### [Work required]
Copy every line from the records below that holds the word "created".

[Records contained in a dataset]
::::::
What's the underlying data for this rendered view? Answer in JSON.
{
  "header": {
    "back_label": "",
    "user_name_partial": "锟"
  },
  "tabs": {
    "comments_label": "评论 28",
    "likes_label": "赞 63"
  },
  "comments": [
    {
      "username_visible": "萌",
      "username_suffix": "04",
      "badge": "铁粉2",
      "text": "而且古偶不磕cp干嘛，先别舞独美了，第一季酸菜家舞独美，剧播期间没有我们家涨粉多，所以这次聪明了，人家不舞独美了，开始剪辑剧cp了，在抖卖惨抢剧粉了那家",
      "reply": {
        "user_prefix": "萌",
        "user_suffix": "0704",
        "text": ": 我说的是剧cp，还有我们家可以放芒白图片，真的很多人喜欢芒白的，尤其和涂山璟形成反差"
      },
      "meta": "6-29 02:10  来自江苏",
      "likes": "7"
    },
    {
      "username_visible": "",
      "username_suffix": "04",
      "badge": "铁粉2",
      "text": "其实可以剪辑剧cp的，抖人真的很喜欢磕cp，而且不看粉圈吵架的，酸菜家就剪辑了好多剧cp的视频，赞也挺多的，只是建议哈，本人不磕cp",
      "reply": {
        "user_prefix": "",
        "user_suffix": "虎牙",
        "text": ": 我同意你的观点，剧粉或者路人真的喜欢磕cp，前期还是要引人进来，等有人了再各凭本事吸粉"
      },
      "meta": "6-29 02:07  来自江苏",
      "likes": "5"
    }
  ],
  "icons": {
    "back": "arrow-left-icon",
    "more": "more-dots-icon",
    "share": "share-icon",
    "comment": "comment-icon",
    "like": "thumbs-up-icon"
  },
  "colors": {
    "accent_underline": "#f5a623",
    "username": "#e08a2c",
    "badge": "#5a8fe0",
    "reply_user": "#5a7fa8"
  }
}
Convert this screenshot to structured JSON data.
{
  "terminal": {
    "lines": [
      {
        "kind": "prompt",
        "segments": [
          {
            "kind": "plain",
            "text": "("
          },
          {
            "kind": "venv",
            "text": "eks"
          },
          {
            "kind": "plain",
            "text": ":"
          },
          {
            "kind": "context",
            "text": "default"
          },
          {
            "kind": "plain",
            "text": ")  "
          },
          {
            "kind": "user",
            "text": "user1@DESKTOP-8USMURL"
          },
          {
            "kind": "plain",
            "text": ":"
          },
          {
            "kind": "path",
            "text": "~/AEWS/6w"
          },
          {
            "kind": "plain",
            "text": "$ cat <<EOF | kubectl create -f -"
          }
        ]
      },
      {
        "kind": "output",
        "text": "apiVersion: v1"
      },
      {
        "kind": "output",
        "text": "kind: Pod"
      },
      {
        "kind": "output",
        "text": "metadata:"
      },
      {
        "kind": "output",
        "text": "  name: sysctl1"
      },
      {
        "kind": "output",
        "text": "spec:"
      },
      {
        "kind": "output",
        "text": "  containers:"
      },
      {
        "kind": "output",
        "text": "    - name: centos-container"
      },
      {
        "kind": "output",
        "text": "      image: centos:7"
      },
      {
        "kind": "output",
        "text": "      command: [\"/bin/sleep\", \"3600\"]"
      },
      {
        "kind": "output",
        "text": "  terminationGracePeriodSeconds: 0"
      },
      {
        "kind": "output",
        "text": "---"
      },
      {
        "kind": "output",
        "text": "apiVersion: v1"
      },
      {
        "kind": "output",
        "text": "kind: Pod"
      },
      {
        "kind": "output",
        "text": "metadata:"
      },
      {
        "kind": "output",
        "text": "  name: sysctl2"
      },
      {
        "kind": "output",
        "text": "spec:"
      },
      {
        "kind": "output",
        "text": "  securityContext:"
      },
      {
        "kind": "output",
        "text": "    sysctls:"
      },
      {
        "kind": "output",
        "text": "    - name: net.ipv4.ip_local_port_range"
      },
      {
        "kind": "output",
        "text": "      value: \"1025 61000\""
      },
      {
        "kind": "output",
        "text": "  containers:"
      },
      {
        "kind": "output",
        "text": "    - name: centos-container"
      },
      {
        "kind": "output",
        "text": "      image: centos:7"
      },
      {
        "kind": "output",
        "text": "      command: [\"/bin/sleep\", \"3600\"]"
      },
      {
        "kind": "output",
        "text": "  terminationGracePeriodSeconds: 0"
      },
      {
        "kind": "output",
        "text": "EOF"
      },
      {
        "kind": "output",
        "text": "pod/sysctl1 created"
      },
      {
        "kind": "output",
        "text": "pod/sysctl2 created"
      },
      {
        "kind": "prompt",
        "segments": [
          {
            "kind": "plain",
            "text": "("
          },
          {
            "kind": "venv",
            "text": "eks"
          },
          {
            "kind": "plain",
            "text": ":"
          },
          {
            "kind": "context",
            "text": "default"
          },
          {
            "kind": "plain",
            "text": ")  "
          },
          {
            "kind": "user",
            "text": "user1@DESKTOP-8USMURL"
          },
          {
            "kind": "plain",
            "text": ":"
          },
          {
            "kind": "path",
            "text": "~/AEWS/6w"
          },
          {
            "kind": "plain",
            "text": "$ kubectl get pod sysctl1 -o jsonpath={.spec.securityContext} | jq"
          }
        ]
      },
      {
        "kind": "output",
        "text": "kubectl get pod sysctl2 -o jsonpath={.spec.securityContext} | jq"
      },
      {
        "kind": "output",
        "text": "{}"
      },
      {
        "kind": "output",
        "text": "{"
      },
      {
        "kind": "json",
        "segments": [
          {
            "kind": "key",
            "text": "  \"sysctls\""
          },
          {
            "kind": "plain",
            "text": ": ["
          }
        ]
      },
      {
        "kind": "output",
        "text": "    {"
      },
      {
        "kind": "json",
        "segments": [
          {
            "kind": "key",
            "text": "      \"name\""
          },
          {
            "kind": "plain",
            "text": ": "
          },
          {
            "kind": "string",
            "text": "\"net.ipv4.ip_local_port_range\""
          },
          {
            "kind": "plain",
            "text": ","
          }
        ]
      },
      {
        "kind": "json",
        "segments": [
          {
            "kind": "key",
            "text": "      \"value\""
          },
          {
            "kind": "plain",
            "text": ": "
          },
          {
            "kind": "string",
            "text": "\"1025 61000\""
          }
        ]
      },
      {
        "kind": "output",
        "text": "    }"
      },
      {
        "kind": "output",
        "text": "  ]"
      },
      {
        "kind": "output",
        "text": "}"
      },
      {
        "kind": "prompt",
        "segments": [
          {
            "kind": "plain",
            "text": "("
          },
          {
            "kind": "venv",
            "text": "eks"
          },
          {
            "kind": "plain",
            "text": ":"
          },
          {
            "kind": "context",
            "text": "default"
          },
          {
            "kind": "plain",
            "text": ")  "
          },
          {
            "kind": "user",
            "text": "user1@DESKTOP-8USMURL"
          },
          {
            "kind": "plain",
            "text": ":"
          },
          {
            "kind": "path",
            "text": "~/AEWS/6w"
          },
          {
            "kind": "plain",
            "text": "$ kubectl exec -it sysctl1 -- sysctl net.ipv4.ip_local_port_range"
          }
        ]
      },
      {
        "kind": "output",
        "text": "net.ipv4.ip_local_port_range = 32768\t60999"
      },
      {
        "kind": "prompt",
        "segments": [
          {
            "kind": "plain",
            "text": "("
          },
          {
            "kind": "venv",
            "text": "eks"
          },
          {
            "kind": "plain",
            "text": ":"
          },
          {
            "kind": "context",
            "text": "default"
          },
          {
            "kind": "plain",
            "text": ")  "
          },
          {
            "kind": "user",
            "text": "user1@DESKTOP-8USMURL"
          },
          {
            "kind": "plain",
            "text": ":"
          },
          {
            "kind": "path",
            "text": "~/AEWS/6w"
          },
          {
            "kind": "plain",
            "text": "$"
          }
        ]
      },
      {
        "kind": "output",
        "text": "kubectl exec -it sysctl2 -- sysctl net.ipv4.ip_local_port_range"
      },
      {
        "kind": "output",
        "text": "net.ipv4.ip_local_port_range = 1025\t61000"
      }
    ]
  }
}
::::::
### [Complete output]
        "text": "pod/sysctl1 created"
        "text": "pod/sysctl2 created"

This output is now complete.